▽

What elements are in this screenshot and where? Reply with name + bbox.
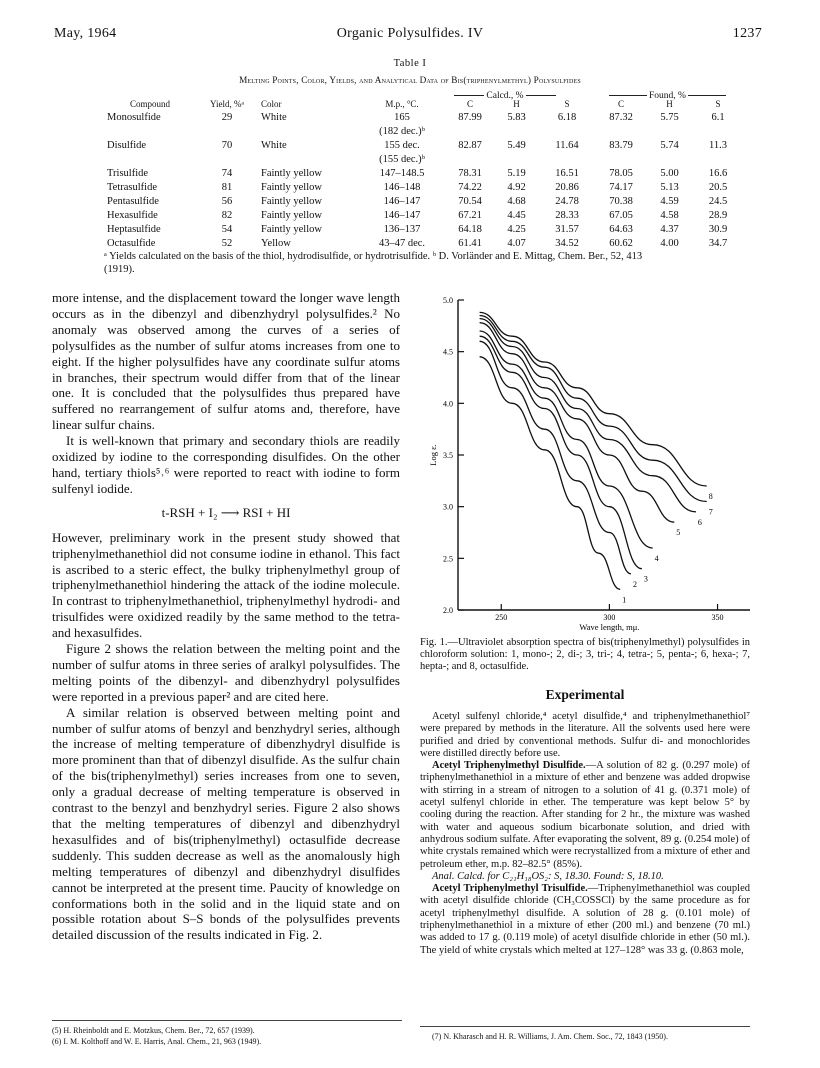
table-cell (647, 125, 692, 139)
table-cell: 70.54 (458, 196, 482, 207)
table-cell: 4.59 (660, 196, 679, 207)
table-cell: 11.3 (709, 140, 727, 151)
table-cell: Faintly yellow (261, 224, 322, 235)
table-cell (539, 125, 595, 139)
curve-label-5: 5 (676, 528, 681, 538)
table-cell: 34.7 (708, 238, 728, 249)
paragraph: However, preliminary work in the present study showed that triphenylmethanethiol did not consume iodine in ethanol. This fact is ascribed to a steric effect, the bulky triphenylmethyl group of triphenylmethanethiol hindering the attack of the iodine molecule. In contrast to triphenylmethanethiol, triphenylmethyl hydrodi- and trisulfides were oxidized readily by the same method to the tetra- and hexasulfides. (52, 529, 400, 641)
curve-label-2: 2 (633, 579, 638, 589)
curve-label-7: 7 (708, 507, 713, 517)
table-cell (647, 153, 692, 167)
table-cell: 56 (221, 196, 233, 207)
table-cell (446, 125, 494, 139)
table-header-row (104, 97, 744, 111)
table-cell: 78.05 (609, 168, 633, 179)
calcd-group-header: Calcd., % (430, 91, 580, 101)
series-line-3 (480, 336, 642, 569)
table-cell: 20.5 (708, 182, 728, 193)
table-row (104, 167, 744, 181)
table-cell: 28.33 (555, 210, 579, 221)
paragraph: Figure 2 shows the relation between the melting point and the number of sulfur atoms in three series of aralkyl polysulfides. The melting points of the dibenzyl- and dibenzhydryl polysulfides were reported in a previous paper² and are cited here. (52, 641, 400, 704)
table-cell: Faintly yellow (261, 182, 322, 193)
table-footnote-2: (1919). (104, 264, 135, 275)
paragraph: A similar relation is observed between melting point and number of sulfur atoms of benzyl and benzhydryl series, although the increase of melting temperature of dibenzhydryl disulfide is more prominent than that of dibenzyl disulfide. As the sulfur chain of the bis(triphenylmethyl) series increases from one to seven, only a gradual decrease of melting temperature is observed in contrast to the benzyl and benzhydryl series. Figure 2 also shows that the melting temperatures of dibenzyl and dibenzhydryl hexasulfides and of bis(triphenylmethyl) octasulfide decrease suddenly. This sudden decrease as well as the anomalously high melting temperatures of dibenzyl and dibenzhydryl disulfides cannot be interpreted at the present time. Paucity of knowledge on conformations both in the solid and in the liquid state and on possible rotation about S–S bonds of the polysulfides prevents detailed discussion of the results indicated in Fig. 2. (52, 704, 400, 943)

△

* REQUIREMENT *
Copy the part of the listing that opens with the line containing "table-cell (647, 125, 692, 139)" and closes with the line containing "table-cell: 34.7 (708, 238, 728, 249)", keeping every line between them identical to the original.

* CORRECT RESPONSE *
table-cell (647, 125, 692, 139)
table-cell: 70.54 (458, 196, 482, 207)
table-cell: 4.59 (660, 196, 679, 207)
table-cell: 11.3 (709, 140, 727, 151)
table-cell: Faintly yellow (261, 224, 322, 235)
table-cell (539, 125, 595, 139)
curve-label-5: 5 (676, 528, 681, 538)
table-cell: 34.7 (708, 238, 728, 249)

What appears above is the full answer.